▶ YOUR TASK: Using the listing below, please gather every line containing the word "median".

▶ THE DATA:
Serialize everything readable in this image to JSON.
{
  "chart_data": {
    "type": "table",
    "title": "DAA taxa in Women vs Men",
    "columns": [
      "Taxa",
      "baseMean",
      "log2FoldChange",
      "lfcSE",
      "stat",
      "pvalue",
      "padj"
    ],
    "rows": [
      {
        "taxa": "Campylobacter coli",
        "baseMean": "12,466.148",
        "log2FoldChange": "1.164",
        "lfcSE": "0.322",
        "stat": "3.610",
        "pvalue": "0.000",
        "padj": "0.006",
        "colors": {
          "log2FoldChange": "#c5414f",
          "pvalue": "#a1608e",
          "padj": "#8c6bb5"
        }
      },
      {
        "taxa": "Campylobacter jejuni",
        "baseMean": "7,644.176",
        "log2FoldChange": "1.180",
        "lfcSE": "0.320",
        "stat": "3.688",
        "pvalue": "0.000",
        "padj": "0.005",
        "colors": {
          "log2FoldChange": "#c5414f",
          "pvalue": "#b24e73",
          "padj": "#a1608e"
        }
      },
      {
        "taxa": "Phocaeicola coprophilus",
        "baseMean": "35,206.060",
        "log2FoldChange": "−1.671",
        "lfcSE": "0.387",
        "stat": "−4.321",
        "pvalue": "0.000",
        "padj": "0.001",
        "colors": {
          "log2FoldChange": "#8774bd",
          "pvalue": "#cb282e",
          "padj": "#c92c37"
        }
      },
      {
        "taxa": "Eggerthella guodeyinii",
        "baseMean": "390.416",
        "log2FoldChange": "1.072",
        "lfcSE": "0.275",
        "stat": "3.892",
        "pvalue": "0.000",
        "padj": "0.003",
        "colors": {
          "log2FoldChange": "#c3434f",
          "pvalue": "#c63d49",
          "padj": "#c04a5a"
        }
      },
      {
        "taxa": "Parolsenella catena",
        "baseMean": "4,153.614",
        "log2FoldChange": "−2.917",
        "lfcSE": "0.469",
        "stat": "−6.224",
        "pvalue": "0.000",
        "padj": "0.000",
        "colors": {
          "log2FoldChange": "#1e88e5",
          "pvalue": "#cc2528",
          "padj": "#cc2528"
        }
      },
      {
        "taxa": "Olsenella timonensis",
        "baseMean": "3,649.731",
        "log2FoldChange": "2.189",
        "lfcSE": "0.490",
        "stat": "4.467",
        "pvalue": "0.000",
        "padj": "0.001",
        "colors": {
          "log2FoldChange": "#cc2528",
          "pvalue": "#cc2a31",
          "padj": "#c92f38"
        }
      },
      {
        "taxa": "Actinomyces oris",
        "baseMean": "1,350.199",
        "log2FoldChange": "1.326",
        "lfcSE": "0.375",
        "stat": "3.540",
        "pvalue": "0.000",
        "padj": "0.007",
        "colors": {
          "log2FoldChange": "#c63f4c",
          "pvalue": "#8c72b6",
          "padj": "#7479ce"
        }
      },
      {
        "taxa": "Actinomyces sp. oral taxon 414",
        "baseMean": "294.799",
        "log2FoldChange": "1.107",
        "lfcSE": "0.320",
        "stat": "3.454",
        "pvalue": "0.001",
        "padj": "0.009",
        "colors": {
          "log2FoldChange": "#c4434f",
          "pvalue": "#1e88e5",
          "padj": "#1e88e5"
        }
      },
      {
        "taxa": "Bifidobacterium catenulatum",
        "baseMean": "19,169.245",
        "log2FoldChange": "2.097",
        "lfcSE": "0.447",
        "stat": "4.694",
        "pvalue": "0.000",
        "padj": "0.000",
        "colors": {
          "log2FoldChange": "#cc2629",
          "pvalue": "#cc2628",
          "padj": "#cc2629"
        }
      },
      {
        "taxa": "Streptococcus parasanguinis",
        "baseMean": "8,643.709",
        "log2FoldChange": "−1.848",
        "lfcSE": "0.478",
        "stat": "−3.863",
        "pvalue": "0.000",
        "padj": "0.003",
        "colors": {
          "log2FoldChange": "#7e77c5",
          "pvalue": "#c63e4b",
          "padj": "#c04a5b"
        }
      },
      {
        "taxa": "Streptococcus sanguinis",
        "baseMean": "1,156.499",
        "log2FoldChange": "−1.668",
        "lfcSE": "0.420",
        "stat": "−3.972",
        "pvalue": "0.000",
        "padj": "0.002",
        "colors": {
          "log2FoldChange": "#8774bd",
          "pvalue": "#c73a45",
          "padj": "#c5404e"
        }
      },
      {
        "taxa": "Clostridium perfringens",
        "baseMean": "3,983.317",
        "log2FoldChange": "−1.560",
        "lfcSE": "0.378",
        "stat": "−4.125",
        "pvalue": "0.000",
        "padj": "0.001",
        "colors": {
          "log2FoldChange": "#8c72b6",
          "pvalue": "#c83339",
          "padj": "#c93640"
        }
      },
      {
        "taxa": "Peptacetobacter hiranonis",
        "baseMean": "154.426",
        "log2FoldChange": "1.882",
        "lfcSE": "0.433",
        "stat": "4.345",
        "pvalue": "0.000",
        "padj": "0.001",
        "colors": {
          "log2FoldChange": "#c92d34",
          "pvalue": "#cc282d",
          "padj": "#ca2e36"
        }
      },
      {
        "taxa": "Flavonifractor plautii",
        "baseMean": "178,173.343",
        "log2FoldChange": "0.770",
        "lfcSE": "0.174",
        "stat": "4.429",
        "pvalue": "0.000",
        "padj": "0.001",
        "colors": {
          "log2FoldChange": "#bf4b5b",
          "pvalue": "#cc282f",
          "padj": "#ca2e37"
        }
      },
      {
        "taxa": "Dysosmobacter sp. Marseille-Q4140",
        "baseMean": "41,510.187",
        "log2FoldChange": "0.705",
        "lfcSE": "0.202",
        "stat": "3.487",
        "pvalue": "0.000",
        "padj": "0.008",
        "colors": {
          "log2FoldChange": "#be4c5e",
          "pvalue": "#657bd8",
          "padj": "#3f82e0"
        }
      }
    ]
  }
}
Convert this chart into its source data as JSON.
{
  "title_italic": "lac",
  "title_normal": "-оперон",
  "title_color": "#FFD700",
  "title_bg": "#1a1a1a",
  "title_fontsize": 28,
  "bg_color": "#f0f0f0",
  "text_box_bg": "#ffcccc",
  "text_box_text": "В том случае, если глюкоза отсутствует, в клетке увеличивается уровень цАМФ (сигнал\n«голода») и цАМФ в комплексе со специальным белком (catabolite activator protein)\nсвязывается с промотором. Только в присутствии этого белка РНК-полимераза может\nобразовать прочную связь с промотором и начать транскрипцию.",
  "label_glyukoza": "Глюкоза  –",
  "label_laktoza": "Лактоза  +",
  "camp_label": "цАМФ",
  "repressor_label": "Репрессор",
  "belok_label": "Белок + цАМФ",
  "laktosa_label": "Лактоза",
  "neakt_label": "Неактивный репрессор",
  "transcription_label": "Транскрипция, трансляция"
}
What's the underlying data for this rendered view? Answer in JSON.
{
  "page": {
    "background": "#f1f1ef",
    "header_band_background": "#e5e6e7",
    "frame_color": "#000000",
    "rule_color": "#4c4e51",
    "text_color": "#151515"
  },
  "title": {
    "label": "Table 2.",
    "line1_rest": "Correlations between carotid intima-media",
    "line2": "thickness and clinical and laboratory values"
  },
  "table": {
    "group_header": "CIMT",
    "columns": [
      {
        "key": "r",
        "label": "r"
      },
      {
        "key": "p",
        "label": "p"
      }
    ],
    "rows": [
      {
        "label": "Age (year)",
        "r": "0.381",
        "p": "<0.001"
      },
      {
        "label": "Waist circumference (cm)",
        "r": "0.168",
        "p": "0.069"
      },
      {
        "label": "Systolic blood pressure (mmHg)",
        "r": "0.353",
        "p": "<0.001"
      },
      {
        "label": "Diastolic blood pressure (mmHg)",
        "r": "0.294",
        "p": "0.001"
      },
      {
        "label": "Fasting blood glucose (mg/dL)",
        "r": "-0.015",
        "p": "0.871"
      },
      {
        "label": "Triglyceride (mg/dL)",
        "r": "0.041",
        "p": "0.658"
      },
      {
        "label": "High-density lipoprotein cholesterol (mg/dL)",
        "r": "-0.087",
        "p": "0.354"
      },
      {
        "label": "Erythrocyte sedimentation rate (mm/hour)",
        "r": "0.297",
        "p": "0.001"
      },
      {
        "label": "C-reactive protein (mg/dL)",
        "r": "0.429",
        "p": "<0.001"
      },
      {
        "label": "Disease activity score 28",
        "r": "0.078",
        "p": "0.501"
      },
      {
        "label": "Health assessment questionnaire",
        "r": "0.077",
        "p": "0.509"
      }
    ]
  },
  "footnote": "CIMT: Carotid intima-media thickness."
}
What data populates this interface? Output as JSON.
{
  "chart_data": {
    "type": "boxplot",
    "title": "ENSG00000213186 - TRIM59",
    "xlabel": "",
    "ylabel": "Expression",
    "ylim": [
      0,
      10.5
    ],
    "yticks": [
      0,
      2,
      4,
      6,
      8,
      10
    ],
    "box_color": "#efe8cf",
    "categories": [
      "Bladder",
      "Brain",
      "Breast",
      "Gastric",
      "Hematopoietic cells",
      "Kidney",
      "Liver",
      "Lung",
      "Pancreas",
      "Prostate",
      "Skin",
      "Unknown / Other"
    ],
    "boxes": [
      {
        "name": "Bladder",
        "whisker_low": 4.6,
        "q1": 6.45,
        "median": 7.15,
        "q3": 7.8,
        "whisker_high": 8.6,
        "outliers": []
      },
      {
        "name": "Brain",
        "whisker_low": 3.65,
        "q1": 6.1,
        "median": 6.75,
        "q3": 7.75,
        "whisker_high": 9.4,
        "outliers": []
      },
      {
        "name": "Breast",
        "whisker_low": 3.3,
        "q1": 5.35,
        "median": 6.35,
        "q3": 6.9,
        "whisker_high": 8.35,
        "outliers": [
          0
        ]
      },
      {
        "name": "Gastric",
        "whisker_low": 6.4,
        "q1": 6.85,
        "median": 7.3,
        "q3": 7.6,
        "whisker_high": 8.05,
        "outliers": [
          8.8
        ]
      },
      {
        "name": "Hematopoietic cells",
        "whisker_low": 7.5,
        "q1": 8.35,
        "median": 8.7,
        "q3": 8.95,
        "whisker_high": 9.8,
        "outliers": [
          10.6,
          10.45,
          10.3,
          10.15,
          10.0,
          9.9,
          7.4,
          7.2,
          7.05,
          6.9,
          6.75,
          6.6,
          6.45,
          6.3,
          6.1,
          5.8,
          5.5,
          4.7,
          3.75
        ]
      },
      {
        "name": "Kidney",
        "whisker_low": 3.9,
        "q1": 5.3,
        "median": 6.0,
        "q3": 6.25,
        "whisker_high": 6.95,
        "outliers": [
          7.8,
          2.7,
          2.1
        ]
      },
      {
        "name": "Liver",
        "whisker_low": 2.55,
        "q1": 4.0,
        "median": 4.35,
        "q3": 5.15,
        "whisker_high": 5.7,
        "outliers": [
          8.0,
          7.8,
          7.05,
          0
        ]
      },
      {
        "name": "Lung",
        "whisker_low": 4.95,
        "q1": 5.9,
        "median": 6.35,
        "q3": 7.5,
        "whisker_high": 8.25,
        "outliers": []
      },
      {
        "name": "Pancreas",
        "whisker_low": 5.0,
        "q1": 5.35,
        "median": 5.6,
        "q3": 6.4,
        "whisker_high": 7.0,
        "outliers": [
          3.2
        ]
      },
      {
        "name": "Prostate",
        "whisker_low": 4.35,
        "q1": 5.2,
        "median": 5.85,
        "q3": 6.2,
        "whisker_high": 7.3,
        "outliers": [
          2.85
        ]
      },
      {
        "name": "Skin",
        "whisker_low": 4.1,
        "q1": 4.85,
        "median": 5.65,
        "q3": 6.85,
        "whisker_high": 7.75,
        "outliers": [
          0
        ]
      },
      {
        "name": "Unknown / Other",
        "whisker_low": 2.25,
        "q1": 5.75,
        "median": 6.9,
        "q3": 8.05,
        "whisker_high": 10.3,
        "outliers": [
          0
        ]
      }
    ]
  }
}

▶ ANSWER SECTION:
        "median": 7.15,
        "median": 6.75,
        "median": 6.35,
        "median": 7.3,
        "median": 8.7,
        "median": 6.0,
        "median": 4.35,
        "median": 6.35,
        "median": 5.6,
        "median": 5.85,
        "median": 5.65,
        "median": 6.9,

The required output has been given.